• **RECORD EXCERPTS**:
________________

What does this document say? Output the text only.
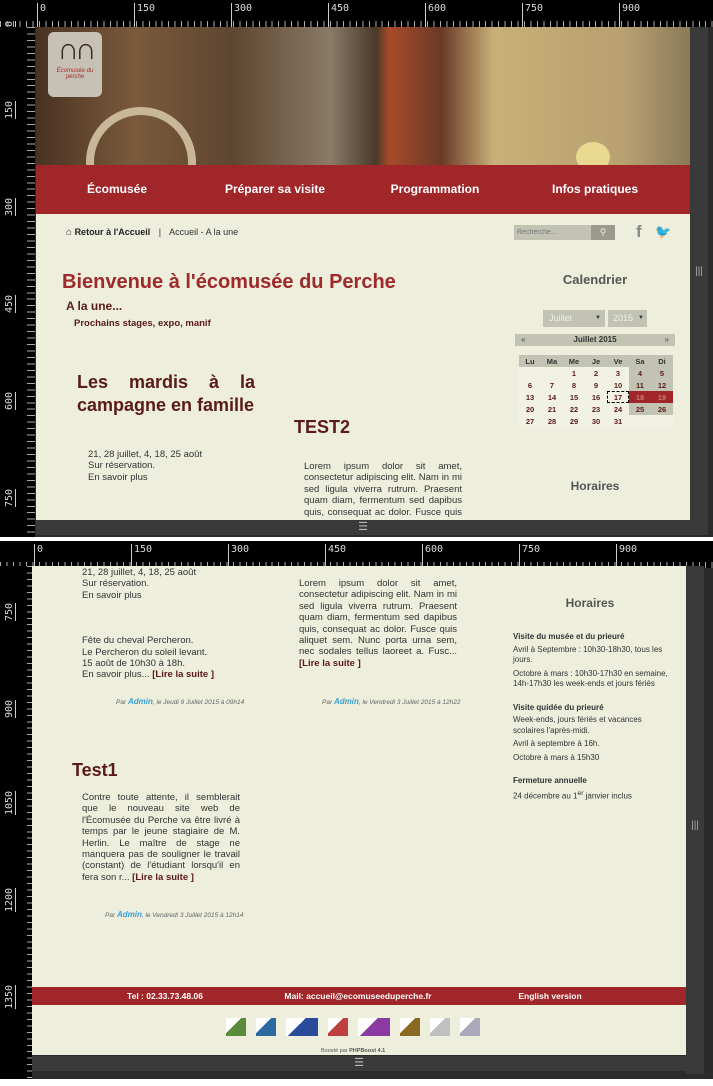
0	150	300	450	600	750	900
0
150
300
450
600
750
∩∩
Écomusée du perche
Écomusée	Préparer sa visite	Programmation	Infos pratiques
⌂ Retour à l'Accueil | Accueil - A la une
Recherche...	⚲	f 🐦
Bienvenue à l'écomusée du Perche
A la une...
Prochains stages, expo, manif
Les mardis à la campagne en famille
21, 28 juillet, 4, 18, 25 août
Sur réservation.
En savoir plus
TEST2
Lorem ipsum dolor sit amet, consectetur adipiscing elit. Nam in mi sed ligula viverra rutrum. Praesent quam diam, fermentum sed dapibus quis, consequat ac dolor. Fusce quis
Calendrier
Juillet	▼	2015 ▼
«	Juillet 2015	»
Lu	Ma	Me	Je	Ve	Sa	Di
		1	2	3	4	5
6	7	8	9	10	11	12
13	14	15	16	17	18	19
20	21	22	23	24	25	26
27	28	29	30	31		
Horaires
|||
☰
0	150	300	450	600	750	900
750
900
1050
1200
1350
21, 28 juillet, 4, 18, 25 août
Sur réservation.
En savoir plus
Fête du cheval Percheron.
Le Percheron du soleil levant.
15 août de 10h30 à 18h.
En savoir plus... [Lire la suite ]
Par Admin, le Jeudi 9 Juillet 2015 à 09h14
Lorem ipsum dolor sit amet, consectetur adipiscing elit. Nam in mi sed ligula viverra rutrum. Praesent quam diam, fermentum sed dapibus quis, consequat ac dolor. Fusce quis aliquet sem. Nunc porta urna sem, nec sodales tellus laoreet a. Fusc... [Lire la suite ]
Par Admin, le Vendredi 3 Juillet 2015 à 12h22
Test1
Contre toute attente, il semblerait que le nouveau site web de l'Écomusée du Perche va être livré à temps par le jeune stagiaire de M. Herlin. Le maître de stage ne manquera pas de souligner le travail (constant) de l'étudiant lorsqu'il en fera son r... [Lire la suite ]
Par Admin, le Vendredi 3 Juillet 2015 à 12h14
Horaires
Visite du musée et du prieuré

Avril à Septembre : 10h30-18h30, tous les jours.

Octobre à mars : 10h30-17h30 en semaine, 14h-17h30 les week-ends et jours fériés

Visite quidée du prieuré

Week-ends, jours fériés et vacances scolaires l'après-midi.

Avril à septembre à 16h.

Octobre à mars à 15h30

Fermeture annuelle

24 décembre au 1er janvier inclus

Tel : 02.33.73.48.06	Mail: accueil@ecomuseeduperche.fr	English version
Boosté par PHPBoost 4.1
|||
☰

________________

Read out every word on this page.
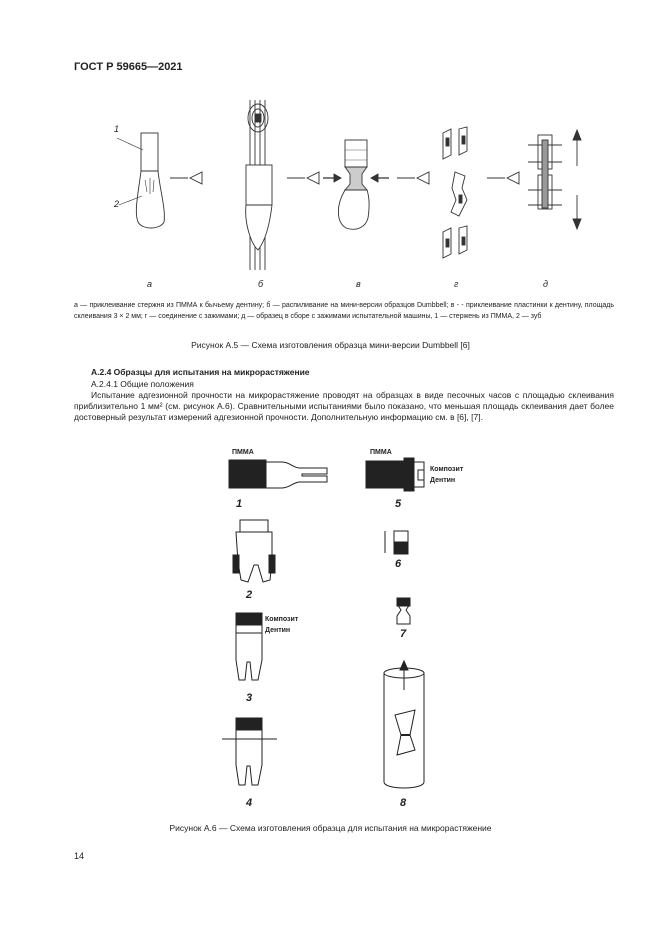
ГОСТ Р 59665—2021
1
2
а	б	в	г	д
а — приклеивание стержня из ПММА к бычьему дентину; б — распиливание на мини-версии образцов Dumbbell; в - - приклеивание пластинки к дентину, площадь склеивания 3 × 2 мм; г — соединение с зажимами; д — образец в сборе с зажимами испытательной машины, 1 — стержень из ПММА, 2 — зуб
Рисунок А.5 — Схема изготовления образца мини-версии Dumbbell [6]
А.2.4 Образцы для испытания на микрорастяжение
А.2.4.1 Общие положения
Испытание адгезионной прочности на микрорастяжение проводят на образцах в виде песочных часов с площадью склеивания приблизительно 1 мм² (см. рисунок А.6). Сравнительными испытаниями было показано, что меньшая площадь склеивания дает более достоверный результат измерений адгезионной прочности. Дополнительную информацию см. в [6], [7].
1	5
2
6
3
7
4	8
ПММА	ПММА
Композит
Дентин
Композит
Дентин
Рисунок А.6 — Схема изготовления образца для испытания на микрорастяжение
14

________________

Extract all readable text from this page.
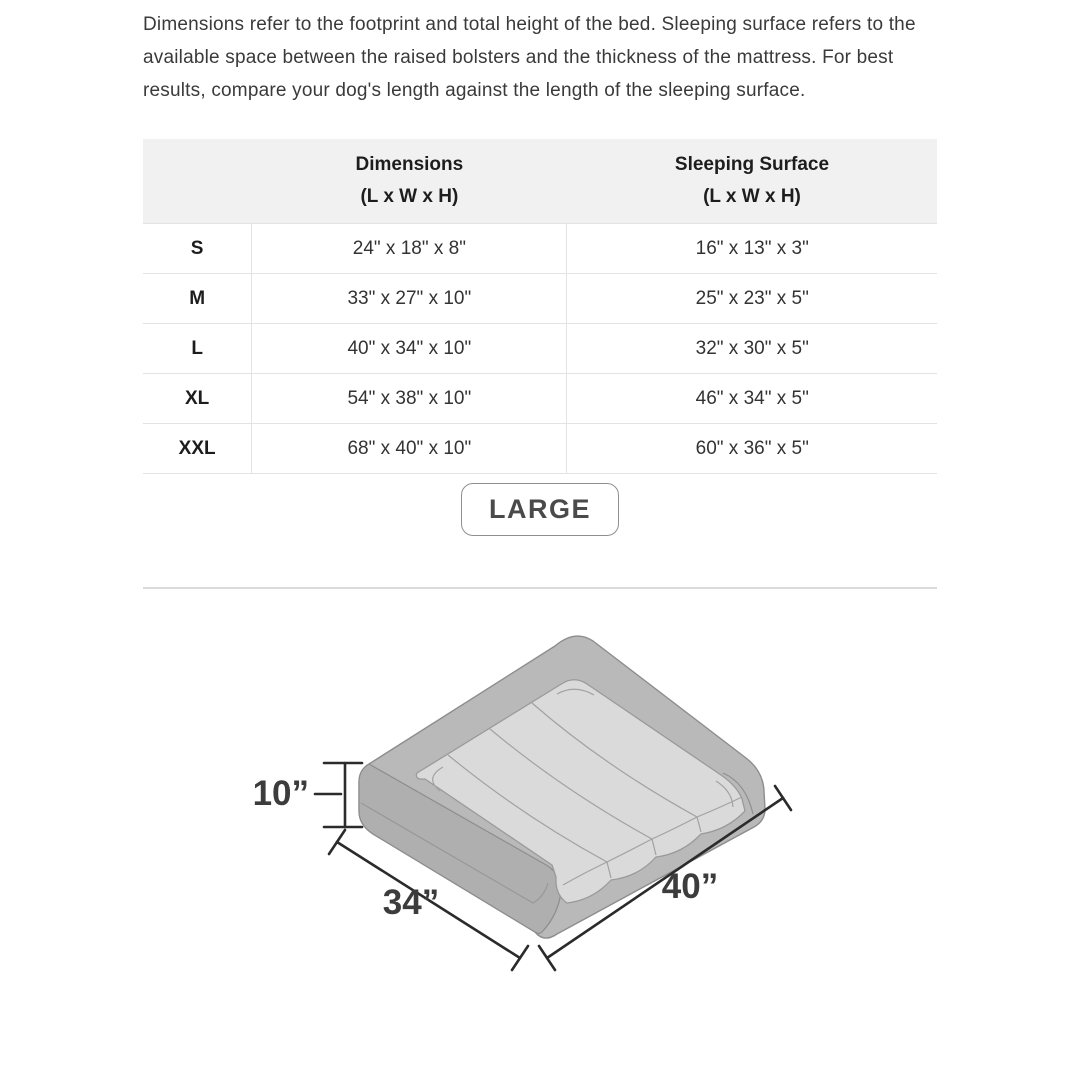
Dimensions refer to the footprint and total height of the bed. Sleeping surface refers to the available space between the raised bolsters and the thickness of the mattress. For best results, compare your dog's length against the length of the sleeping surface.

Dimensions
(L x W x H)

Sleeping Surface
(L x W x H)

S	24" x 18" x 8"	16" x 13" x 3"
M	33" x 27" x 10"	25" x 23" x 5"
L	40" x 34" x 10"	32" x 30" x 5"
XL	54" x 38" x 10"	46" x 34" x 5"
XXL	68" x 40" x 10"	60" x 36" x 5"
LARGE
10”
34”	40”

________________

• **WHAT THE TASK REQUIRES**: In the entries above, find every line holding the word "Admin" and copy it out.

• **FINAL RESULT**:
Par Admin, le Jeudi 9 Juillet 2015 à 09h14
Par Admin, le Vendredi 3 Juillet 2015 à 12h22
Par Admin, le Vendredi 3 Juillet 2015 à 12h14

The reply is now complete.